[Begin]

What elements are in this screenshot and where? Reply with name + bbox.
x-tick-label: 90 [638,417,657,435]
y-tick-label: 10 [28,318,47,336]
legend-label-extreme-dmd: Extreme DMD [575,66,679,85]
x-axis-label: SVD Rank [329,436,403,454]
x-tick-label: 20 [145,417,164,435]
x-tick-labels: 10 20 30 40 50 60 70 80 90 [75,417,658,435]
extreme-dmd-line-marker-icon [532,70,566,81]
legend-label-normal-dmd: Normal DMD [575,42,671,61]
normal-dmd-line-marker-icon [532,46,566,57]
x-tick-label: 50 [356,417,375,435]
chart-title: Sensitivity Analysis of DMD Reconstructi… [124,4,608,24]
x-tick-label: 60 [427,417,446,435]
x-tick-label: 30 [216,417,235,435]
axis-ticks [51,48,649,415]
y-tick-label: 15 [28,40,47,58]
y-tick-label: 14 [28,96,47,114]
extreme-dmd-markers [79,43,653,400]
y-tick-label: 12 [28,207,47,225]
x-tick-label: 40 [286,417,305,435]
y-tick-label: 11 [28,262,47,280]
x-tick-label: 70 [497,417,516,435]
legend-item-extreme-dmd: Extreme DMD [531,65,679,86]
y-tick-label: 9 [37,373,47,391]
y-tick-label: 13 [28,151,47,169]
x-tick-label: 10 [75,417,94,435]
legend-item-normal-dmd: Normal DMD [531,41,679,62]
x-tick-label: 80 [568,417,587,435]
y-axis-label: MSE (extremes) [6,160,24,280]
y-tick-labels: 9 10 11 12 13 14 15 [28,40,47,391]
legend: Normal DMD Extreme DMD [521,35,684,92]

[End]

> [Your objective]: Copy the rows above with "Truncation Rank" put in place of "SVD Rank". Leave everything else the same.

> [Task answer]:
What elements are in this screenshot and where? Reply with name + bbox.
x-tick-label: 90 [638,417,657,435]
y-tick-label: 10 [28,318,47,336]
legend-label-extreme-dmd: Extreme DMD [575,66,679,85]
x-axis-label: Truncation Rank [329,436,403,454]
x-tick-label: 20 [145,417,164,435]
x-tick-labels: 10 20 30 40 50 60 70 80 90 [75,417,658,435]
extreme-dmd-line-marker-icon [532,70,566,81]
legend-label-normal-dmd: Normal DMD [575,42,671,61]
normal-dmd-line-marker-icon [532,46,566,57]
x-tick-label: 50 [356,417,375,435]
chart-title: Sensitivity Analysis of DMD Reconstructi… [124,4,608,24]
x-tick-label: 60 [427,417,446,435]
x-tick-label: 30 [216,417,235,435]
axis-ticks [51,48,649,415]
y-tick-label: 15 [28,40,47,58]
y-tick-label: 14 [28,96,47,114]
extreme-dmd-markers [79,43,653,400]
y-tick-label: 12 [28,207,47,225]
x-tick-label: 40 [286,417,305,435]
y-tick-label: 11 [28,262,47,280]
x-tick-label: 70 [497,417,516,435]
legend-item-extreme-dmd: Extreme DMD [531,65,679,86]
y-tick-label: 9 [37,373,47,391]
y-tick-label: 13 [28,151,47,169]
x-tick-label: 10 [75,417,94,435]
legend-item-normal-dmd: Normal DMD [531,41,679,62]
x-tick-label: 80 [568,417,587,435]
y-axis-label: MSE (extremes) [6,160,24,280]
y-tick-labels: 9 10 11 12 13 14 15 [28,40,47,391]
legend: Normal DMD Extreme DMD [521,35,684,92]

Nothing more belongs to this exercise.